Source records:

------------------------

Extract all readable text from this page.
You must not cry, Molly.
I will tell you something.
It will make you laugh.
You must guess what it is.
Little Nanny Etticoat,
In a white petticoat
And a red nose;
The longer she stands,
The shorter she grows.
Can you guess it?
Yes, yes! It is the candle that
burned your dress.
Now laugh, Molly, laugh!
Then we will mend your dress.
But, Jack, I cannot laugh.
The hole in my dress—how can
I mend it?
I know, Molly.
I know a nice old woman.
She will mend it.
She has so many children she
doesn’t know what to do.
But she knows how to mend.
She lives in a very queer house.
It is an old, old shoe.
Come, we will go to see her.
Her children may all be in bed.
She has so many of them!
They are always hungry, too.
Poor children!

------------------------

The task:
Copy each record from above without leaving any out.

Solution to this task:
Extract all readable text from this page.
You must not cry, Molly.
I will tell you something.
It will make you laugh.
You must guess what it is.
Little Nanny Etticoat,
In a white petticoat
And a red nose;
The longer she stands,
The shorter she grows.
Can you guess it?
Yes, yes! It is the candle that
burned your dress.
Now laugh, Molly, laugh!
Then we will mend your dress.
But, Jack, I cannot laugh.
The hole in my dress—how can
I mend it?
I know, Molly.
I know a nice old woman.
She will mend it.
She has so many children she
doesn’t know what to do.
But she knows how to mend.
She lives in a very queer house.
It is an old, old shoe.
Come, we will go to see her.
Her children may all be in bed.
She has so many of them!
They are always hungry, too.
Poor children!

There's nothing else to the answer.